WHAT THIS TASK INVOLVES - Make an exact copy of all the material below, apart from the pictures.

PROVIDED INFORMATION -

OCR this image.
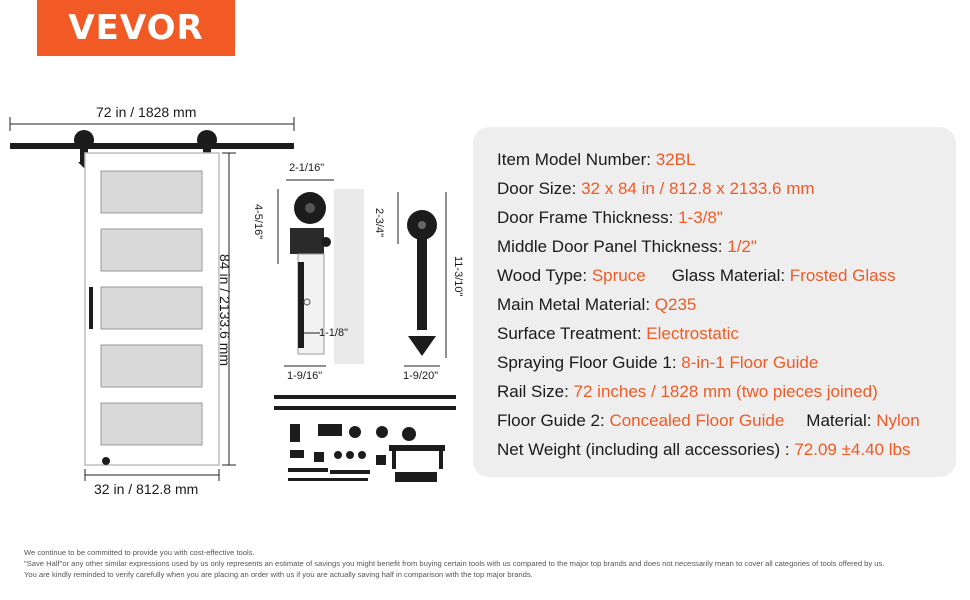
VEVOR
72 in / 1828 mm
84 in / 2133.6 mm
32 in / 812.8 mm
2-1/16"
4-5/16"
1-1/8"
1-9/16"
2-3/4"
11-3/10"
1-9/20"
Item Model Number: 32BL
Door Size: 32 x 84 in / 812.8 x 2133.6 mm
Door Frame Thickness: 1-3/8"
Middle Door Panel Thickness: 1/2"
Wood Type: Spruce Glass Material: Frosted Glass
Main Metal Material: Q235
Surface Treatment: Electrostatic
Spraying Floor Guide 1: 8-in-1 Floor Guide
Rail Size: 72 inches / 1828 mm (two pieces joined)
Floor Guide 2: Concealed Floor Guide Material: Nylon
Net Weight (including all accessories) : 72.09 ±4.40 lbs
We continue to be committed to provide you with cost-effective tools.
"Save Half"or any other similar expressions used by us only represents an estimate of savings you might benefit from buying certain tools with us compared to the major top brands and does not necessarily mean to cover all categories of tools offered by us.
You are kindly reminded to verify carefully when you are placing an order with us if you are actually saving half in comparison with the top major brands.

SOLUTION FOR THIS EXERCISE -
OCR this image.
VEVOR
72 in / 1828 mm
84 in / 2133.6 mm
32 in / 812.8 mm
2-1/16"
4-5/16"
1-1/8"
1-9/16"
2-3/4"
11-3/10"
1-9/20"
Item Model Number: 32BL
Door Size: 32 x 84 in / 812.8 x 2133.6 mm
Door Frame Thickness: 1-3/8"
Middle Door Panel Thickness: 1/2"
Wood Type: Spruce Glass Material: Frosted Glass
Main Metal Material: Q235
Surface Treatment: Electrostatic
Spraying Floor Guide 1: 8-in-1 Floor Guide
Rail Size: 72 inches / 1828 mm (two pieces joined)
Floor Guide 2: Concealed Floor Guide Material: Nylon
Net Weight (including all accessories) : 72.09 ±4.40 lbs
We continue to be committed to provide you with cost-effective tools.
"Save Half"or any other similar expressions used by us only represents an estimate of savings you might benefit from buying certain tools with us compared to the major top brands and does not necessarily mean to cover all categories of tools offered by us.
You are kindly reminded to verify carefully when you are placing an order with us if you are actually saving half in comparison with the top major brands.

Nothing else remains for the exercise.